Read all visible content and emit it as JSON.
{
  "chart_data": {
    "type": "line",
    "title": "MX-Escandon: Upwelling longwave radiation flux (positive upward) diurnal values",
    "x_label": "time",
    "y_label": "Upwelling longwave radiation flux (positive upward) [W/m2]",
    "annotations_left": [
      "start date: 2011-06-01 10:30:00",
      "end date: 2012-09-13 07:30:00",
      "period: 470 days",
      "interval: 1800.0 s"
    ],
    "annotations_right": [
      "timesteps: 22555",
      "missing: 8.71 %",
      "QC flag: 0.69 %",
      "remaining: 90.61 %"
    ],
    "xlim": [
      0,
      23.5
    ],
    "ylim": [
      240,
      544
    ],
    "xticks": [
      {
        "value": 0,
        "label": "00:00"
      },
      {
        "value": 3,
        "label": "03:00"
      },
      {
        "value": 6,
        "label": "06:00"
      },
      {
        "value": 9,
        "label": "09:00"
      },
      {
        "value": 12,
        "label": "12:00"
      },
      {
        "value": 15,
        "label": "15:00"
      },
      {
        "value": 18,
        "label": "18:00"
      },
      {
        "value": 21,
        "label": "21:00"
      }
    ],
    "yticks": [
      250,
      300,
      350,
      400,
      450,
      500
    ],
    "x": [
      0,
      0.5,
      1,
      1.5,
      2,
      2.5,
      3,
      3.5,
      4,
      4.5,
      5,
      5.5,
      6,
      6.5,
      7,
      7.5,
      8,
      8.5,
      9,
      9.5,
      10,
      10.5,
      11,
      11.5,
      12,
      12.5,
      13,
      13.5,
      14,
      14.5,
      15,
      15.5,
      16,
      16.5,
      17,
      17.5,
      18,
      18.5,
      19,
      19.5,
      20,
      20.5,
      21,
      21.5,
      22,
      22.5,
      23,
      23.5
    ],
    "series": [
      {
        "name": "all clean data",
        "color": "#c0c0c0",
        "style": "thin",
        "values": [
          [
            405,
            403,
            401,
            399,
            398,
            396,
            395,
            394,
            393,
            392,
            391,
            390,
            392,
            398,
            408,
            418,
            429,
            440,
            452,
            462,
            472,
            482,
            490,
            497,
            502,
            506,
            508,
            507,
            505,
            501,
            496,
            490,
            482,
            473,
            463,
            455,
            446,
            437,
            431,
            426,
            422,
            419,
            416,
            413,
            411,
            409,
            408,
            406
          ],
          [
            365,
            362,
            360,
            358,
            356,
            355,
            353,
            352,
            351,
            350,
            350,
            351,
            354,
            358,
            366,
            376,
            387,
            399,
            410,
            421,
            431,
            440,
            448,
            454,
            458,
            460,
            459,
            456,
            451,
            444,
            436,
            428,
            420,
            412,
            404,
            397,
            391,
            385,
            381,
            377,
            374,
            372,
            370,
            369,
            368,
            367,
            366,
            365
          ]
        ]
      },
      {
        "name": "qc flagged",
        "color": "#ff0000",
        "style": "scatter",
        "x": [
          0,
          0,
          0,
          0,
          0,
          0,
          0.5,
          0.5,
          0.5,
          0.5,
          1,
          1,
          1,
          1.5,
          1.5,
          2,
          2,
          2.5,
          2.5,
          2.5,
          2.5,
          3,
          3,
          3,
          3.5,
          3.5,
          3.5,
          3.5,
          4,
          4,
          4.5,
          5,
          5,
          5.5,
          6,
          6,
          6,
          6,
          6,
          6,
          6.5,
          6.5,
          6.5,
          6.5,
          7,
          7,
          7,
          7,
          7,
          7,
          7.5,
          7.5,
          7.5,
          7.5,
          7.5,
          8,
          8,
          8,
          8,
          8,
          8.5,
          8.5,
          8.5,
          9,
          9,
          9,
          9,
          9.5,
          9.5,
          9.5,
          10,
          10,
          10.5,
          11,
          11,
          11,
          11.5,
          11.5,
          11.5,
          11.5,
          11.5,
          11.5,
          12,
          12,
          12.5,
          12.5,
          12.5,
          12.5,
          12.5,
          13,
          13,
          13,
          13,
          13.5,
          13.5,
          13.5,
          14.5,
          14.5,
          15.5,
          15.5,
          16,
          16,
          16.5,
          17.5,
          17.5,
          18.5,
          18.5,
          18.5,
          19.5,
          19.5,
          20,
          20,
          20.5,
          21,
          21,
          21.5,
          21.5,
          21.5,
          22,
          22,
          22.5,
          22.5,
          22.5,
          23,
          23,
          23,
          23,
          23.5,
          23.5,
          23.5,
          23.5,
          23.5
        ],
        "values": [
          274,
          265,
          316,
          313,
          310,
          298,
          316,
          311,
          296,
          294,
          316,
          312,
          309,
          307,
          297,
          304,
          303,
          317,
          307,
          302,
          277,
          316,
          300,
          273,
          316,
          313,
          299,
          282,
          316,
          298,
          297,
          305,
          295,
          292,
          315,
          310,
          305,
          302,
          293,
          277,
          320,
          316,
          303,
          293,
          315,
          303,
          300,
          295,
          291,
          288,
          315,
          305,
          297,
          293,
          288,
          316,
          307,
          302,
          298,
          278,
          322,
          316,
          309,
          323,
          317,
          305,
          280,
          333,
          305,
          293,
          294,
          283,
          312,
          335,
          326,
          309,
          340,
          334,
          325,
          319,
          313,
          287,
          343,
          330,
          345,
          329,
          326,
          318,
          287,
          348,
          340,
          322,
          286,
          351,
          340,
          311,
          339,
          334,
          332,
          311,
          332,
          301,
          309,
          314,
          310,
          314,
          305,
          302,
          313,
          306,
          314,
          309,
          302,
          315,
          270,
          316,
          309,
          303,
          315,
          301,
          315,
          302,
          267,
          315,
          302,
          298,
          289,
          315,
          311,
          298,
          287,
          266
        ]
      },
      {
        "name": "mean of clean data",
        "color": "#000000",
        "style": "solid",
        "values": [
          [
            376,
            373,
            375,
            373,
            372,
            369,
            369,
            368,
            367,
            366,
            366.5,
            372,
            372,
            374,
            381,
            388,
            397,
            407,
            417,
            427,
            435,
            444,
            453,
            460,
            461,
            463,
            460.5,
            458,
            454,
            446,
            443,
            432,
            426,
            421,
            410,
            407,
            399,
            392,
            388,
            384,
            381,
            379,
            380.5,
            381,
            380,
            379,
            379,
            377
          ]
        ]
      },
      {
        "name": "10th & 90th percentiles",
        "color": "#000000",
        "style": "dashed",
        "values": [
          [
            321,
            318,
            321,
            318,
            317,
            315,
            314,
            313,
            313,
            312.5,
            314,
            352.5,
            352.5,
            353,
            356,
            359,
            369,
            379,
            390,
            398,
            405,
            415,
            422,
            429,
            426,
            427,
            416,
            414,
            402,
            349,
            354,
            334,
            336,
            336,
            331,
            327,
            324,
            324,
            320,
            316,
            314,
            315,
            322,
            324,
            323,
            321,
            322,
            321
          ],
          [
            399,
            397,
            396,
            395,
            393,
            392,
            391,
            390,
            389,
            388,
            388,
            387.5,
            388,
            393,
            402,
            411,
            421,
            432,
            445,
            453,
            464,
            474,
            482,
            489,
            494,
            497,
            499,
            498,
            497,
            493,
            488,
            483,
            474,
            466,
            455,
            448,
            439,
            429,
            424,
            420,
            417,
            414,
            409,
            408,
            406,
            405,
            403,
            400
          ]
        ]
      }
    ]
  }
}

Exercise task:
Copy out the lines that hold "date".

Reply:
      "start date: 2011-06-01 10:30:00",
      "end date: 2012-09-13 07:30:00",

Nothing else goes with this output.